Begin ENTRIES PROVIDED

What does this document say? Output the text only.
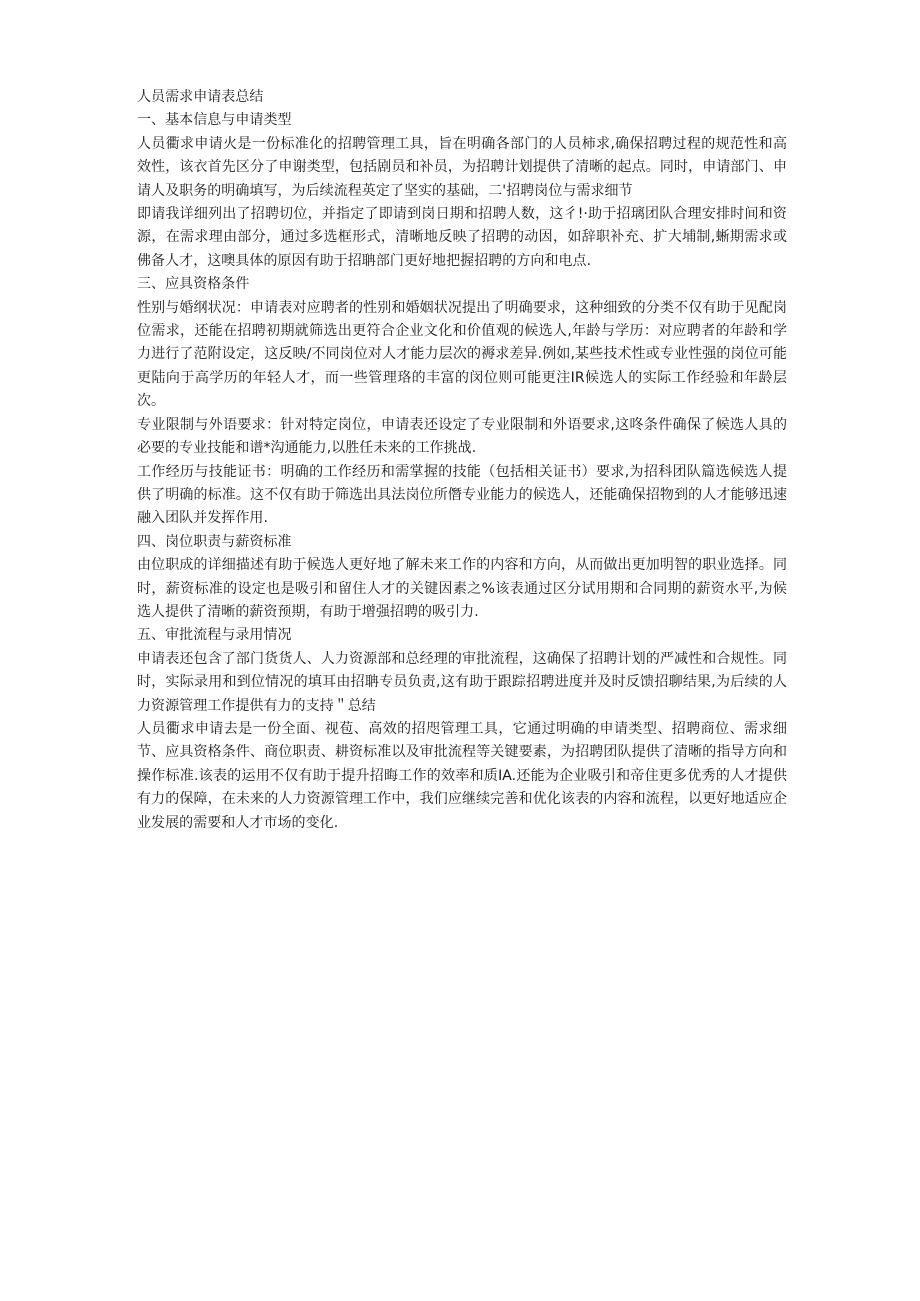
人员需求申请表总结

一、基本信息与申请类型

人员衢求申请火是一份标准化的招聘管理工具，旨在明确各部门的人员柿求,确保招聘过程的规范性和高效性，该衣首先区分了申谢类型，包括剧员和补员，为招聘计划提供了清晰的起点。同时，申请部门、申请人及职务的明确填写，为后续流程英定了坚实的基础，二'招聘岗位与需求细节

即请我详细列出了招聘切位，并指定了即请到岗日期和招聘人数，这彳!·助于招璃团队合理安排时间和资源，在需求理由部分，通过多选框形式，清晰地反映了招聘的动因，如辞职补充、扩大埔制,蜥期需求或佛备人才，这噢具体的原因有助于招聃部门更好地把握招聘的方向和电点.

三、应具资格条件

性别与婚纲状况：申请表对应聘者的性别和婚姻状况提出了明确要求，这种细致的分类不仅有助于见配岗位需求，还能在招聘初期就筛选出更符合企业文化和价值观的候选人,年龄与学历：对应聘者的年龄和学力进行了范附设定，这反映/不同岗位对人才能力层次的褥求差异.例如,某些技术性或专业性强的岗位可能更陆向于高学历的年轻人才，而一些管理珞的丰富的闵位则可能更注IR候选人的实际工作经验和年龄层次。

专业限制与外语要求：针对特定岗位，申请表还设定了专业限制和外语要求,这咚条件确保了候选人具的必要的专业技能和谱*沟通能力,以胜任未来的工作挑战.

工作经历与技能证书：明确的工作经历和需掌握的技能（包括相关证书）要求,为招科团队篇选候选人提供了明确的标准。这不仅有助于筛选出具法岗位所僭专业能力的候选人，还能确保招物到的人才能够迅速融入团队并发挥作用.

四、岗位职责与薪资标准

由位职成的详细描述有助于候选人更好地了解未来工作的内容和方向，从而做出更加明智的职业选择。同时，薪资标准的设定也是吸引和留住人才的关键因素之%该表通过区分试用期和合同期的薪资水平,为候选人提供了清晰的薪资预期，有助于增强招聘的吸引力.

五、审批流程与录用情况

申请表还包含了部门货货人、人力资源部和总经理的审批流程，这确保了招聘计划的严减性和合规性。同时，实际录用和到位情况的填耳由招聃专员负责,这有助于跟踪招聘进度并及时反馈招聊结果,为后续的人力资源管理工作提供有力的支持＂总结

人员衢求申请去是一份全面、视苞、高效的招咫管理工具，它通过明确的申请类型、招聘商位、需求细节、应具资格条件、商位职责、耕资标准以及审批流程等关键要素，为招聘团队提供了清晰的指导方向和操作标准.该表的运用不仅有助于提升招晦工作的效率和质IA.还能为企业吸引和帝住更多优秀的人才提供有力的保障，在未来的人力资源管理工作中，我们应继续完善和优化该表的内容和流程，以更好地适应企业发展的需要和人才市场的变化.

End ENTRIES PROVIDED
Begin ENTRIES PROVIDED

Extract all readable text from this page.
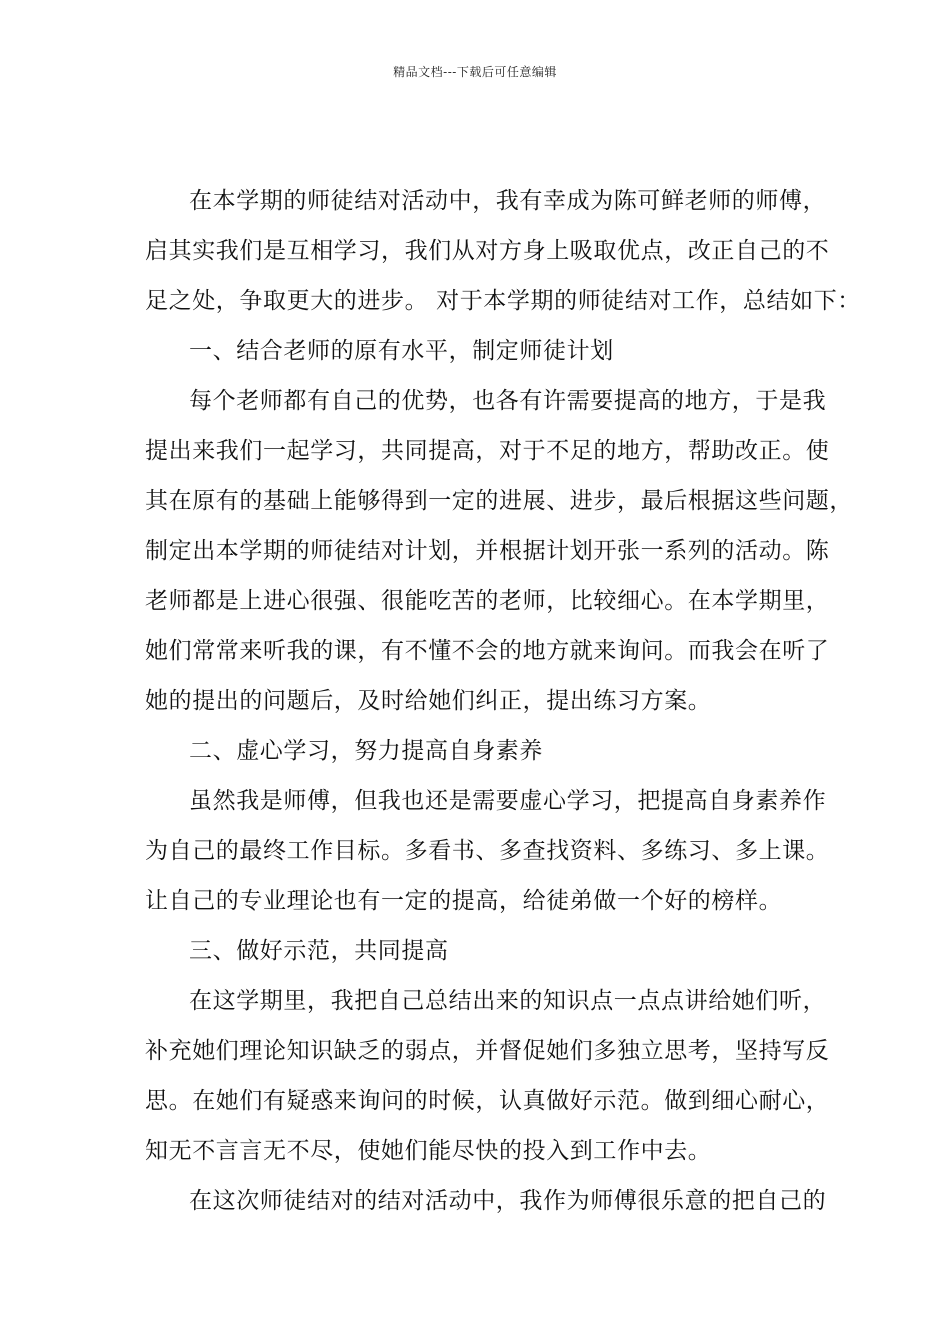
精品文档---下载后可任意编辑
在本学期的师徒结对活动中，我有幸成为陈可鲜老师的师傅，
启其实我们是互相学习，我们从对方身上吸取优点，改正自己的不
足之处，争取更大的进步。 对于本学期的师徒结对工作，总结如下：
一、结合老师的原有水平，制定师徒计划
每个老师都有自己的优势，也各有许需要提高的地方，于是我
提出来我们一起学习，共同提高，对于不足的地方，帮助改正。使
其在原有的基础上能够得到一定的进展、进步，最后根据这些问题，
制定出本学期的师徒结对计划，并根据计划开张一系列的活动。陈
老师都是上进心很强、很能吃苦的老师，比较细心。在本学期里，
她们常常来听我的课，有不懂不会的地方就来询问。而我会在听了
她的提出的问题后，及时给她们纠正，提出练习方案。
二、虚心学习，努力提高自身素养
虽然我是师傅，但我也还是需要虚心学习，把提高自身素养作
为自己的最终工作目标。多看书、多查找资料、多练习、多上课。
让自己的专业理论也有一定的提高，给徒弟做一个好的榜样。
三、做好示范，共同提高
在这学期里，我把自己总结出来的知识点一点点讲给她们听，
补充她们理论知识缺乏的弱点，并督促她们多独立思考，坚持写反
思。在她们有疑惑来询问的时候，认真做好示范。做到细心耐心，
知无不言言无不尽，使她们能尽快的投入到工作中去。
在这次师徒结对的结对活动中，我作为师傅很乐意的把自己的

End ENTRIES PROVIDED
Begin ENTRIES PROVIDED

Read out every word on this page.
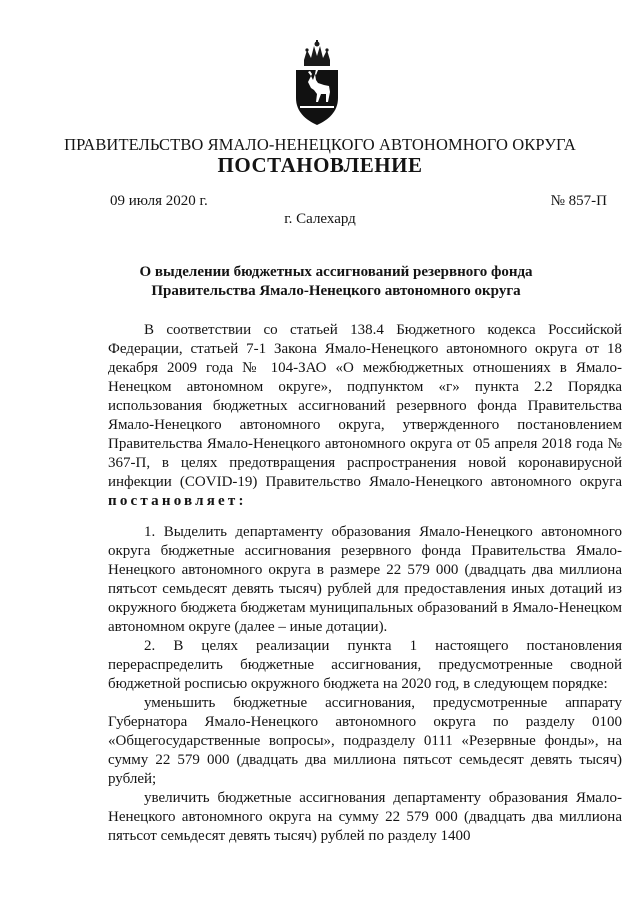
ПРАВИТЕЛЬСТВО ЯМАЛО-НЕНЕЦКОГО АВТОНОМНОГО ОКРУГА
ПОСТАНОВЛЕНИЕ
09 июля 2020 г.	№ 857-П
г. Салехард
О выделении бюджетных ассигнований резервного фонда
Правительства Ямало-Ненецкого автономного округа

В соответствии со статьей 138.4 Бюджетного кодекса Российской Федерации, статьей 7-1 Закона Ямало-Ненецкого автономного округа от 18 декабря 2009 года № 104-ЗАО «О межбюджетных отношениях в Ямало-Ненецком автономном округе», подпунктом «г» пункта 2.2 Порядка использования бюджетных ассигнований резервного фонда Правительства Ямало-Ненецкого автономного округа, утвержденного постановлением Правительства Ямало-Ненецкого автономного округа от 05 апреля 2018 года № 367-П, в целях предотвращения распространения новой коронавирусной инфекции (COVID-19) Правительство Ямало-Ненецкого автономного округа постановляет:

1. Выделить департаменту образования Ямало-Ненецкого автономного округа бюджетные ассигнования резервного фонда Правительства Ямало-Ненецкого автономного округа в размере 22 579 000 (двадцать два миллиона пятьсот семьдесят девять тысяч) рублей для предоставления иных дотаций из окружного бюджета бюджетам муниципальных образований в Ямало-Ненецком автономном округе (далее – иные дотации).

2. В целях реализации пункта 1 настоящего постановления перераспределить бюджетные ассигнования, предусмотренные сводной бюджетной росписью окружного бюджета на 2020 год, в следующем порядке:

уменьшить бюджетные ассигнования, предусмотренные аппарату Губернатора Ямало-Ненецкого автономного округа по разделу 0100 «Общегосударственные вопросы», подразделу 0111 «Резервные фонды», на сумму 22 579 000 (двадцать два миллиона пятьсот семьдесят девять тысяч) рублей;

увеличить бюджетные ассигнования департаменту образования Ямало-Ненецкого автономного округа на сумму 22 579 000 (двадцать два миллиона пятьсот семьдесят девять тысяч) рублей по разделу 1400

End ENTRIES PROVIDED

▶ TASK OBJECTIVE
Gather each line in the data that holds the string "共同提高".

▶ OUTPUT
提出来我们一起学习，共同提高，对于不足的地方，帮助改正。使
三、做好示范，共同提高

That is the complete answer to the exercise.